Data entries:

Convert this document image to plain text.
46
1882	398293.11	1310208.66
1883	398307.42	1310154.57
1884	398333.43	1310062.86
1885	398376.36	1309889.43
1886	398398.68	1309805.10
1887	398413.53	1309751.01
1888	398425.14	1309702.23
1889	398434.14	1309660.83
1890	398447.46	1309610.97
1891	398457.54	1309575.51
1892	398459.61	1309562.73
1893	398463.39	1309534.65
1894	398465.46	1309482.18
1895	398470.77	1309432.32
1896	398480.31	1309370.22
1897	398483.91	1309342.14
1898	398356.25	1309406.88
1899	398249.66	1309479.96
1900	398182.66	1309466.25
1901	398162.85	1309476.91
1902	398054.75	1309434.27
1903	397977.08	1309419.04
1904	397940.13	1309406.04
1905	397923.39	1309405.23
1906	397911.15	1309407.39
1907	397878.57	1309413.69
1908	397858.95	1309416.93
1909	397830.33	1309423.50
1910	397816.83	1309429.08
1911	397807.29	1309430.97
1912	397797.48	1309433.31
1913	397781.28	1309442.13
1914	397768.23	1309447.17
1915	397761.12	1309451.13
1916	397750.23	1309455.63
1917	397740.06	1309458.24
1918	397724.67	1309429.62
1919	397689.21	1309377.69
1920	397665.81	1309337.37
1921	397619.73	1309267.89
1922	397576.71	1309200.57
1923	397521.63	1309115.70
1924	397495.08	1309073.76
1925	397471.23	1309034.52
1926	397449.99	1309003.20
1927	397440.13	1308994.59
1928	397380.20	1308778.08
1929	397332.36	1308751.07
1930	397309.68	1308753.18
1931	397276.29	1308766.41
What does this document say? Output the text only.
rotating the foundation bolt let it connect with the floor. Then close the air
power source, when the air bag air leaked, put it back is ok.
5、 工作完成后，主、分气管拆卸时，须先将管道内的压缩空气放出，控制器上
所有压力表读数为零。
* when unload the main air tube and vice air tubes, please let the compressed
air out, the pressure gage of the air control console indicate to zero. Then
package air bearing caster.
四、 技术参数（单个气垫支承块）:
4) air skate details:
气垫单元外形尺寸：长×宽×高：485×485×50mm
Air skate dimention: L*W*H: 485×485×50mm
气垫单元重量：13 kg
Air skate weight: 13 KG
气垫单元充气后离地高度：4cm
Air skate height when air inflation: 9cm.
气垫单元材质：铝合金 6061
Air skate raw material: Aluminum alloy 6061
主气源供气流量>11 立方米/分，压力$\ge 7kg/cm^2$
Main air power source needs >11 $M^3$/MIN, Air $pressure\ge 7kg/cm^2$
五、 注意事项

__Problem to work on__
Retype the entries exactly, including every line.

__Written answer__
Convert this document image to plain text.
46
1882	398293.11	1310208.66
1883	398307.42	1310154.57
1884	398333.43	1310062.86
1885	398376.36	1309889.43
1886	398398.68	1309805.10
1887	398413.53	1309751.01
1888	398425.14	1309702.23
1889	398434.14	1309660.83
1890	398447.46	1309610.97
1891	398457.54	1309575.51
1892	398459.61	1309562.73
1893	398463.39	1309534.65
1894	398465.46	1309482.18
1895	398470.77	1309432.32
1896	398480.31	1309370.22
1897	398483.91	1309342.14
1898	398356.25	1309406.88
1899	398249.66	1309479.96
1900	398182.66	1309466.25
1901	398162.85	1309476.91
1902	398054.75	1309434.27
1903	397977.08	1309419.04
1904	397940.13	1309406.04
1905	397923.39	1309405.23
1906	397911.15	1309407.39
1907	397878.57	1309413.69
1908	397858.95	1309416.93
1909	397830.33	1309423.50
1910	397816.83	1309429.08
1911	397807.29	1309430.97
1912	397797.48	1309433.31
1913	397781.28	1309442.13
1914	397768.23	1309447.17
1915	397761.12	1309451.13
1916	397750.23	1309455.63
1917	397740.06	1309458.24
1918	397724.67	1309429.62
1919	397689.21	1309377.69
1920	397665.81	1309337.37
1921	397619.73	1309267.89
1922	397576.71	1309200.57
1923	397521.63	1309115.70
1924	397495.08	1309073.76
1925	397471.23	1309034.52
1926	397449.99	1309003.20
1927	397440.13	1308994.59
1928	397380.20	1308778.08
1929	397332.36	1308751.07
1930	397309.68	1308753.18
1931	397276.29	1308766.41
What does this document say? Output the text only.
rotating the foundation bolt let it connect with the floor. Then close the air
power source, when the air bag air leaked, put it back is ok.
5、 工作完成后，主、分气管拆卸时，须先将管道内的压缩空气放出，控制器上
所有压力表读数为零。
* when unload the main air tube and vice air tubes, please let the compressed
air out, the pressure gage of the air control console indicate to zero. Then
package air bearing caster.
四、 技术参数（单个气垫支承块）:
4) air skate details:
气垫单元外形尺寸：长×宽×高：485×485×50mm
Air skate dimention: L*W*H: 485×485×50mm
气垫单元重量：13 kg
Air skate weight: 13 KG
气垫单元充气后离地高度：4cm
Air skate height when air inflation: 9cm.
气垫单元材质：铝合金 6061
Air skate raw material: Aluminum alloy 6061
主气源供气流量>11 立方米/分，压力$\ge 7kg/cm^2$
Main air power source needs >11 $M^3$/MIN, Air $pressure\ge 7kg/cm^2$
五、 注意事项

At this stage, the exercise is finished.